## [Problem to work on]
Select, from the material below, each line with "Information" in it.

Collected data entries
=====

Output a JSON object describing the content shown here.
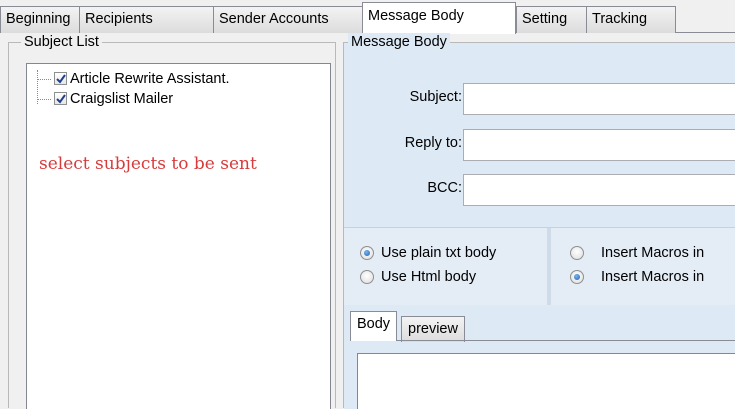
{
  "tabs": [
    {
      "label": "Beginning"
    },
    {
      "label": "Recipients"
    },
    {
      "label": "Sender Accounts"
    },
    {
      "label": "Message Body"
    },
    {
      "label": "Setting"
    },
    {
      "label": "Tracking"
    }
  ],
  "subject_list": {
    "title": "Subject List",
    "items": [
      {
        "label": "Article Rewrite Assistant.",
        "checked": true
      },
      {
        "label": "Craigslist Mailer",
        "checked": true
      }
    ],
    "hint": "select subjects to be sent"
  },
  "message_body": {
    "title": "Message Body",
    "fields": [
      {
        "label": "Subject:",
        "value": ""
      },
      {
        "label": "Reply to:",
        "value": ""
      },
      {
        "label": "BCC:",
        "value": ""
      }
    ],
    "body_options": [
      {
        "label": "Use plain txt body",
        "selected": true
      },
      {
        "label": "Use Html body",
        "selected": false
      }
    ],
    "macro_options": [
      {
        "label": "Insert Macros in",
        "selected": false
      },
      {
        "label": "Insert Macros in",
        "selected": true
      }
    ],
    "editor_tabs": [
      {
        "label": "Body"
      },
      {
        "label": "preview"
      }
    ],
    "body_text": ""
  },
  "colors": {
    "hint": "#d83b3b",
    "panel": "#dde9f5"
  }
}
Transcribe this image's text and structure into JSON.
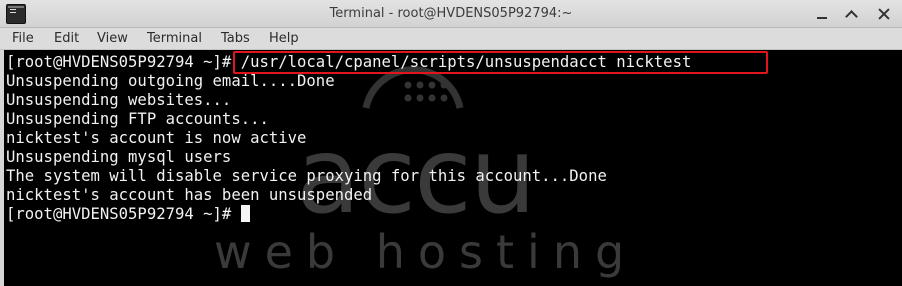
{
  "window": {
    "title": "Terminal - root@HVDENS05P92794:~",
    "controls": [
      "minimize",
      "maximize",
      "close"
    ]
  },
  "menu": {
    "items": [
      {
        "label": "File"
      },
      {
        "label": "Edit"
      },
      {
        "label": "View"
      },
      {
        "label": "Terminal"
      },
      {
        "label": "Tabs"
      },
      {
        "label": "Help"
      }
    ]
  },
  "terminal": {
    "lines": [
      "[root@HVDENS05P92794 ~]# /usr/local/cpanel/scripts/unsuspendacct nicktest",
      "Unsuspending outgoing email....Done",
      "Unsuspending websites...",
      "Unsuspending FTP accounts...",
      "nicktest's account is now active",
      "Unsuspending mysql users",
      "The system will disable service proxying for this account...Done",
      "nicktest's account has been unsuspended",
      "[root@HVDENS05P92794 ~]# "
    ],
    "highlight_color": "#e0161c"
  },
  "watermark": {
    "brand": "accu",
    "tagline": "web hosting"
  },
  "colors": {
    "terminal_bg": "#000000",
    "terminal_fg": "#f2f2f2",
    "titlebar_bg": "#dcdcdc"
  }
}
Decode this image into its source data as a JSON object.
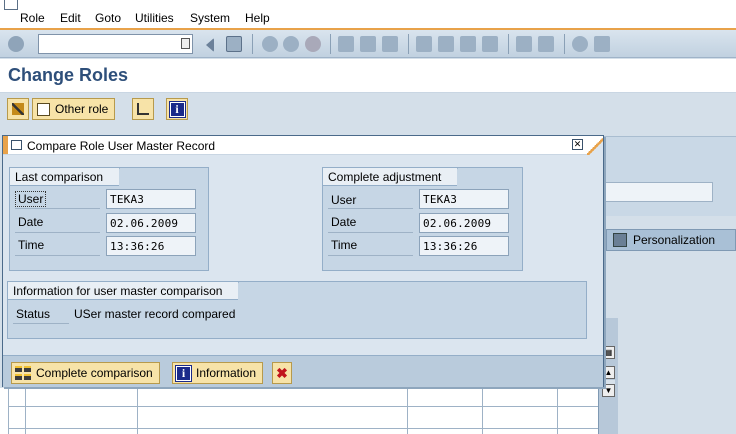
{
  "menu": {
    "items": [
      {
        "label": "Role"
      },
      {
        "label": "Edit"
      },
      {
        "label": "Goto"
      },
      {
        "label": "Utilities"
      },
      {
        "label": "System"
      },
      {
        "label": "Help"
      }
    ]
  },
  "standard_toolbar": {
    "command_field_value": "",
    "icons": [
      "enter-icon",
      "back-icon",
      "save-icon",
      "back-nav-icon",
      "exit-icon",
      "cancel-icon",
      "print-icon",
      "find-icon",
      "find-next-icon",
      "first-page-icon",
      "previous-page-icon",
      "next-page-icon",
      "last-page-icon",
      "create-session-icon",
      "shortcut-icon",
      "help-icon",
      "layout-menu-icon"
    ]
  },
  "page": {
    "title": "Change Roles"
  },
  "app_toolbar": {
    "other_role_label": "Other role"
  },
  "background": {
    "personalization_tab": "Personalization"
  },
  "dialog": {
    "title": "Compare Role User Master Record",
    "last_comparison": {
      "heading": "Last comparison",
      "user_label": "User",
      "user_value": "TEKA3",
      "date_label": "Date",
      "date_value": "02.06.2009",
      "time_label": "Time",
      "time_value": "13:36:26"
    },
    "complete_adjustment": {
      "heading": "Complete adjustment",
      "user_label": "User",
      "user_value": "TEKA3",
      "date_label": "Date",
      "date_value": "02.06.2009",
      "time_label": "Time",
      "time_value": "13:36:26"
    },
    "info": {
      "heading": "Information for user master comparison",
      "status_label": "Status",
      "status_value": "USer master record compared"
    },
    "footer": {
      "complete_comparison_label": "Complete comparison",
      "information_label": "Information",
      "cancel_symbol": "✖"
    }
  },
  "colors": {
    "accent_orange": "#e8a24a",
    "title_blue": "#2e4f7a",
    "button_yellow": "#f7e3a8",
    "background": "#d4dfe9"
  }
}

=====

## [Task response]
      "heading": "Information for user master comparison",
      "information_label": "Information",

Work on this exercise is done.